=== DATA FOR THIS EXERCISE ===
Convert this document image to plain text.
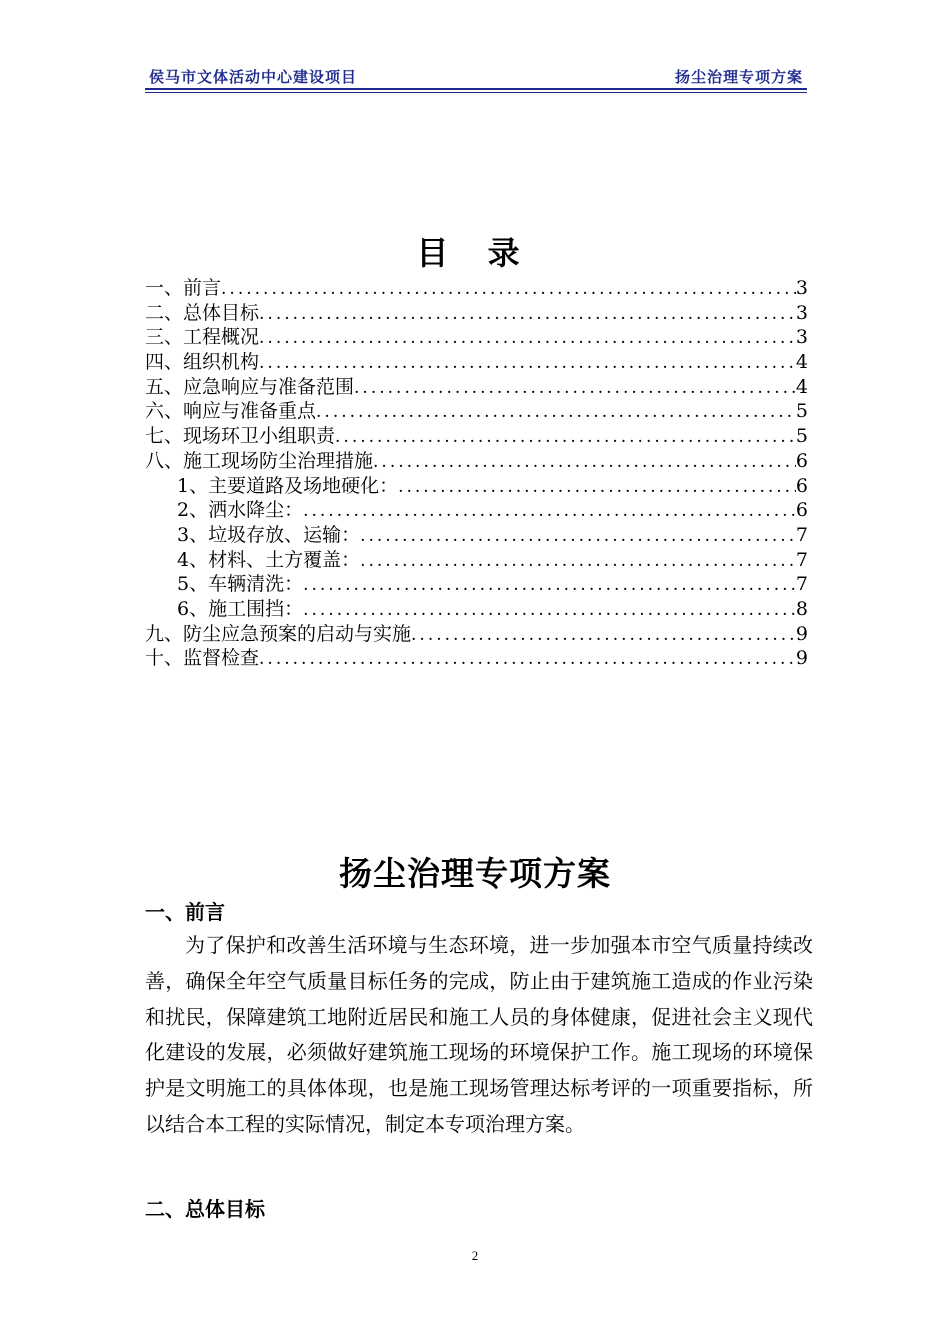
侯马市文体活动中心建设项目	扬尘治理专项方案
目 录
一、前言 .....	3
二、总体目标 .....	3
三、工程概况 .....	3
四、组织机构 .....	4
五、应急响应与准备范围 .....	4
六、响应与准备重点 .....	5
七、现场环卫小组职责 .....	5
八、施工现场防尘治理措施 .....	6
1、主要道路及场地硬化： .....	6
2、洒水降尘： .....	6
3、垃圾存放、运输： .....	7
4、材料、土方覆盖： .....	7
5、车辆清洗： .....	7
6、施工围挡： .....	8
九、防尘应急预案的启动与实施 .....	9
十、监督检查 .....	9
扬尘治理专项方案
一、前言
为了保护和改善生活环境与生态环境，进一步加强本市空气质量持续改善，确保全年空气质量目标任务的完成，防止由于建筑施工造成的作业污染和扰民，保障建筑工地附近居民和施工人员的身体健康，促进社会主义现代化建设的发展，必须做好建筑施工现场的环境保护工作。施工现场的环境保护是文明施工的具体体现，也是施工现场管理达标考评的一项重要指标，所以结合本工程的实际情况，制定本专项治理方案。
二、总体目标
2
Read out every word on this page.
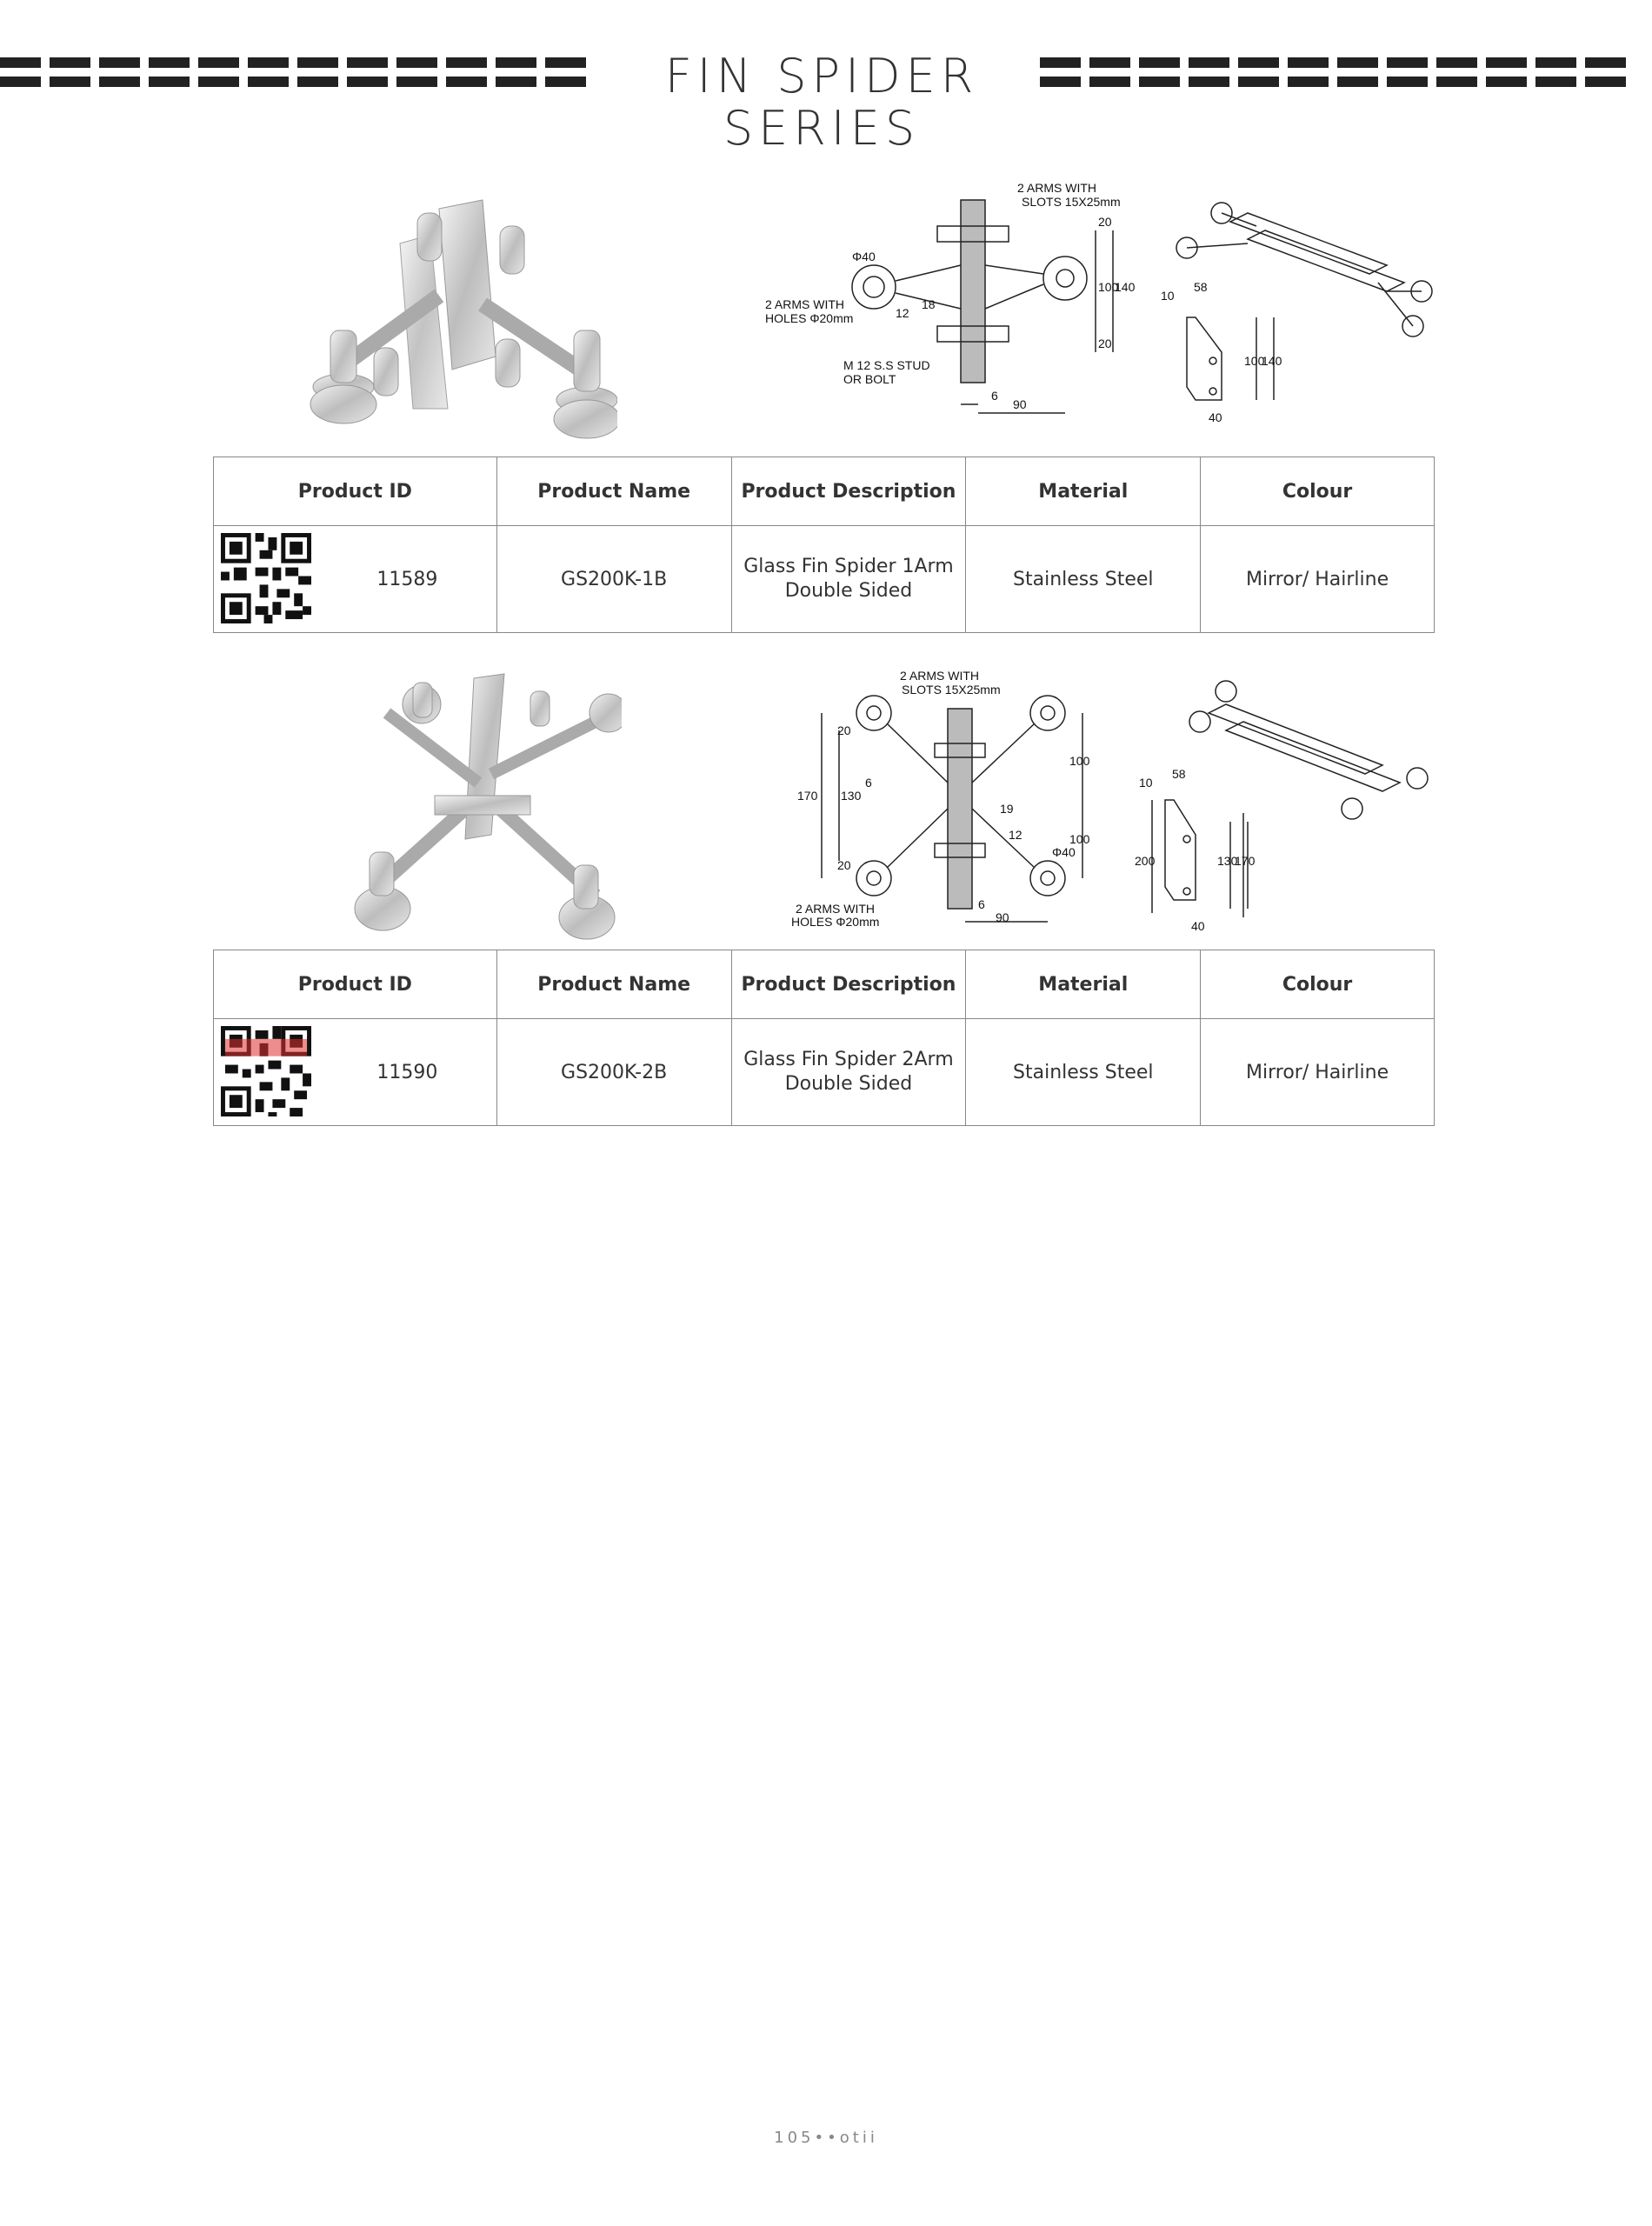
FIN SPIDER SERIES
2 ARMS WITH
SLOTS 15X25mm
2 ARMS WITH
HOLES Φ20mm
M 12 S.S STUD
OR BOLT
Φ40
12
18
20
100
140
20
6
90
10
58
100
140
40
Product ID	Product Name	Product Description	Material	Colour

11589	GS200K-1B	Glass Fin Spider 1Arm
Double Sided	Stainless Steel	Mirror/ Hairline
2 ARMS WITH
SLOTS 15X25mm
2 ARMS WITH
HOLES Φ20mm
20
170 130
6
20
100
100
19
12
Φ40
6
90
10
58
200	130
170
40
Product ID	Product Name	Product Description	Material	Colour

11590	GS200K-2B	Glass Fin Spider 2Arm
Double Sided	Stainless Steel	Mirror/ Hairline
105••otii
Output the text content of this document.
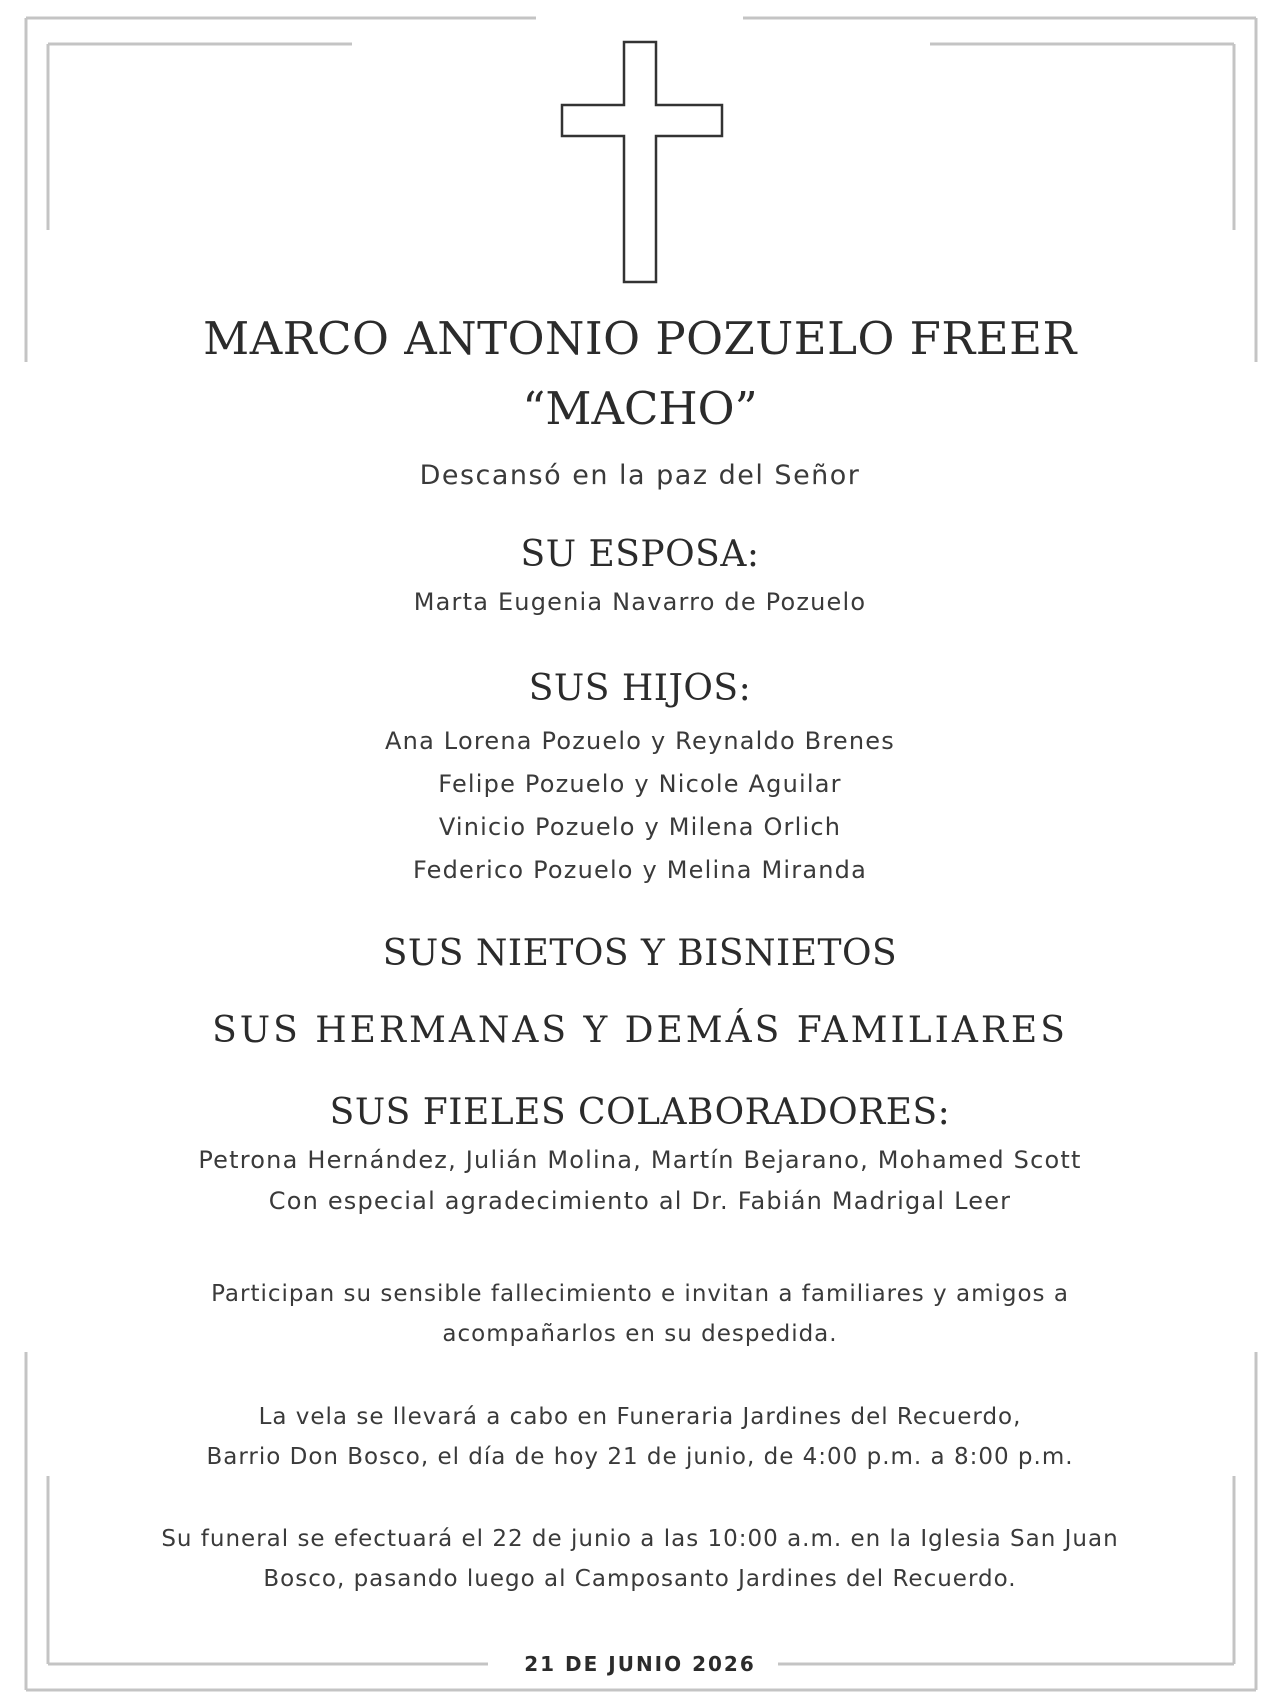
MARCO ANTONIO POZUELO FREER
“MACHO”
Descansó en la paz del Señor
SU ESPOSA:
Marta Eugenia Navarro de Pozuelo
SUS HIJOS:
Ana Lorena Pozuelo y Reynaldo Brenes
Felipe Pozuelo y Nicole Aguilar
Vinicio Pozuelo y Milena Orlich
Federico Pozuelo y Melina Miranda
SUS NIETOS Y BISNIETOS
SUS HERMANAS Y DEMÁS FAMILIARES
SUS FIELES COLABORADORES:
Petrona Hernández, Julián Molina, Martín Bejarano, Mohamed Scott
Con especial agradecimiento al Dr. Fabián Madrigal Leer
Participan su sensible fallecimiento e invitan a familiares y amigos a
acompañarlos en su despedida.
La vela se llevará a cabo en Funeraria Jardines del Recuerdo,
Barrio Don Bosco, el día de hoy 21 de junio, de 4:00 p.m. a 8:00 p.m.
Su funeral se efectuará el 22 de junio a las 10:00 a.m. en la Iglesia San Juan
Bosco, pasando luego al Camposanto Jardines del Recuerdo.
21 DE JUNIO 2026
===
PROMPT.
Every line of the data above should be quoted exactly. Omit the pictures.

EXERCISE OUTPUT.
Convert this document image to plain text.
侯马市文体活动中心建设项目	扬尘治理专项方案
目 录
一、前言 .....	3
二、总体目标 .....	3
三、工程概况 .....	3
四、组织机构 .....	4
五、应急响应与准备范围 .....	4
六、响应与准备重点 .....	5
七、现场环卫小组职责 .....	5
八、施工现场防尘治理措施 .....	6
1、主要道路及场地硬化： .....	6
2、洒水降尘： .....	6
3、垃圾存放、运输： .....	7
4、材料、土方覆盖： .....	7
5、车辆清洗： .....	7
6、施工围挡： .....	8
九、防尘应急预案的启动与实施 .....	9
十、监督检查 .....	9
扬尘治理专项方案
一、前言
为了保护和改善生活环境与生态环境，进一步加强本市空气质量持续改善，确保全年空气质量目标任务的完成，防止由于建筑施工造成的作业污染和扰民，保障建筑工地附近居民和施工人员的身体健康，促进社会主义现代化建设的发展，必须做好建筑施工现场的环境保护工作。施工现场的环境保护是文明施工的具体体现，也是施工现场管理达标考评的一项重要指标，所以结合本工程的实际情况，制定本专项治理方案。
二、总体目标
2
Read out every word on this page.
FIN SPIDER SERIES
2 ARMS WITH
SLOTS 15X25mm
2 ARMS WITH
HOLES Φ20mm
M 12 S.S STUD
OR BOLT
Φ40
12
18
20
100
140
20
6
90
10
58
100
140
40
Product ID	Product Name	Product Description	Material	Colour

11589	GS200K-1B	Glass Fin Spider 1Arm
Double Sided	Stainless Steel	Mirror/ Hairline
2 ARMS WITH
SLOTS 15X25mm
2 ARMS WITH
HOLES Φ20mm
20
170 130
6
20
100
100
19
12
Φ40
6
90
10
58
200	130
170
40
Product ID	Product Name	Product Description	Material	Colour

11590	GS200K-2B	Glass Fin Spider 2Arm
Double Sided	Stainless Steel	Mirror/ Hairline
105••otii
Output the text content of this document.
MARCO ANTONIO POZUELO FREER
“MACHO”
Descansó en la paz del Señor
SU ESPOSA:
Marta Eugenia Navarro de Pozuelo
SUS HIJOS:
Ana Lorena Pozuelo y Reynaldo Brenes
Felipe Pozuelo y Nicole Aguilar
Vinicio Pozuelo y Milena Orlich
Federico Pozuelo y Melina Miranda
SUS NIETOS Y BISNIETOS
SUS HERMANAS Y DEMÁS FAMILIARES
SUS FIELES COLABORADORES:
Petrona Hernández, Julián Molina, Martín Bejarano, Mohamed Scott
Con especial agradecimiento al Dr. Fabián Madrigal Leer
Participan su sensible fallecimiento e invitan a familiares y amigos a
acompañarlos en su despedida.
La vela se llevará a cabo en Funeraria Jardines del Recuerdo,
Barrio Don Bosco, el día de hoy 21 de junio, de 4:00 p.m. a 8:00 p.m.
Su funeral se efectuará el 22 de junio a las 10:00 a.m. en la Iglesia San Juan
Bosco, pasando luego al Camposanto Jardines del Recuerdo.
21 DE JUNIO 2026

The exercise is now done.